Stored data
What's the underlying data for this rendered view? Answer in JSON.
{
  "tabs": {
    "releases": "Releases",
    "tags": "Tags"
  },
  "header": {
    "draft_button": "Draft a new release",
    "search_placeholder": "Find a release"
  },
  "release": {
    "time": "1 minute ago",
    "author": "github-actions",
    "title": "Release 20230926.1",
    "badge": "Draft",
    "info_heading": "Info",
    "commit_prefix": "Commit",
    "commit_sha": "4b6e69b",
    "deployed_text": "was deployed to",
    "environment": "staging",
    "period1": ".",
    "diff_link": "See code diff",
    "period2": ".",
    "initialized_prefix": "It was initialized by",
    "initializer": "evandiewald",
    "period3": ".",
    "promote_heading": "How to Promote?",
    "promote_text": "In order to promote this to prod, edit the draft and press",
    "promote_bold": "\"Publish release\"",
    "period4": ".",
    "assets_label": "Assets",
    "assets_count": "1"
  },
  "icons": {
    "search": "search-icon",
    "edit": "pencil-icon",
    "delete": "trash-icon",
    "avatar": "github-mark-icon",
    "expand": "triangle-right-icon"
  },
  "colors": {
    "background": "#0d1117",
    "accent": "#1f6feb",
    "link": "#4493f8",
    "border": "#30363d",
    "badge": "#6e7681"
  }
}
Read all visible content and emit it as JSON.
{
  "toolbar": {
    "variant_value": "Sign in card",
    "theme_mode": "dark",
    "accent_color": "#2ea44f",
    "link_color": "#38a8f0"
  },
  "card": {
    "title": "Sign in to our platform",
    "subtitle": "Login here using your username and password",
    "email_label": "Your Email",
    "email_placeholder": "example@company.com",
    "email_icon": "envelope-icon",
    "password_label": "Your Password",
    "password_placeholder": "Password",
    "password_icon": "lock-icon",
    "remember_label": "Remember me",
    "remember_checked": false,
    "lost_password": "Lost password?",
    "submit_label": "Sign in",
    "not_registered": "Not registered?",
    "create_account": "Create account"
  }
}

### WORK TO BE COMPLETED
Restate the listing above word for word.

### COMPLETED TASK
What's the underlying data for this rendered view? Answer in JSON.
{
  "tabs": {
    "releases": "Releases",
    "tags": "Tags"
  },
  "header": {
    "draft_button": "Draft a new release",
    "search_placeholder": "Find a release"
  },
  "release": {
    "time": "1 minute ago",
    "author": "github-actions",
    "title": "Release 20230926.1",
    "badge": "Draft",
    "info_heading": "Info",
    "commit_prefix": "Commit",
    "commit_sha": "4b6e69b",
    "deployed_text": "was deployed to",
    "environment": "staging",
    "period1": ".",
    "diff_link": "See code diff",
    "period2": ".",
    "initialized_prefix": "It was initialized by",
    "initializer": "evandiewald",
    "period3": ".",
    "promote_heading": "How to Promote?",
    "promote_text": "In order to promote this to prod, edit the draft and press",
    "promote_bold": "\"Publish release\"",
    "period4": ".",
    "assets_label": "Assets",
    "assets_count": "1"
  },
  "icons": {
    "search": "search-icon",
    "edit": "pencil-icon",
    "delete": "trash-icon",
    "avatar": "github-mark-icon",
    "expand": "triangle-right-icon"
  },
  "colors": {
    "background": "#0d1117",
    "accent": "#1f6feb",
    "link": "#4493f8",
    "border": "#30363d",
    "badge": "#6e7681"
  }
}
Read all visible content and emit it as JSON.
{
  "toolbar": {
    "variant_value": "Sign in card",
    "theme_mode": "dark",
    "accent_color": "#2ea44f",
    "link_color": "#38a8f0"
  },
  "card": {
    "title": "Sign in to our platform",
    "subtitle": "Login here using your username and password",
    "email_label": "Your Email",
    "email_placeholder": "example@company.com",
    "email_icon": "envelope-icon",
    "password_label": "Your Password",
    "password_placeholder": "Password",
    "password_icon": "lock-icon",
    "remember_label": "Remember me",
    "remember_checked": false,
    "lost_password": "Lost password?",
    "submit_label": "Sign in",
    "not_registered": "Not registered?",
    "create_account": "Create account"
  }
}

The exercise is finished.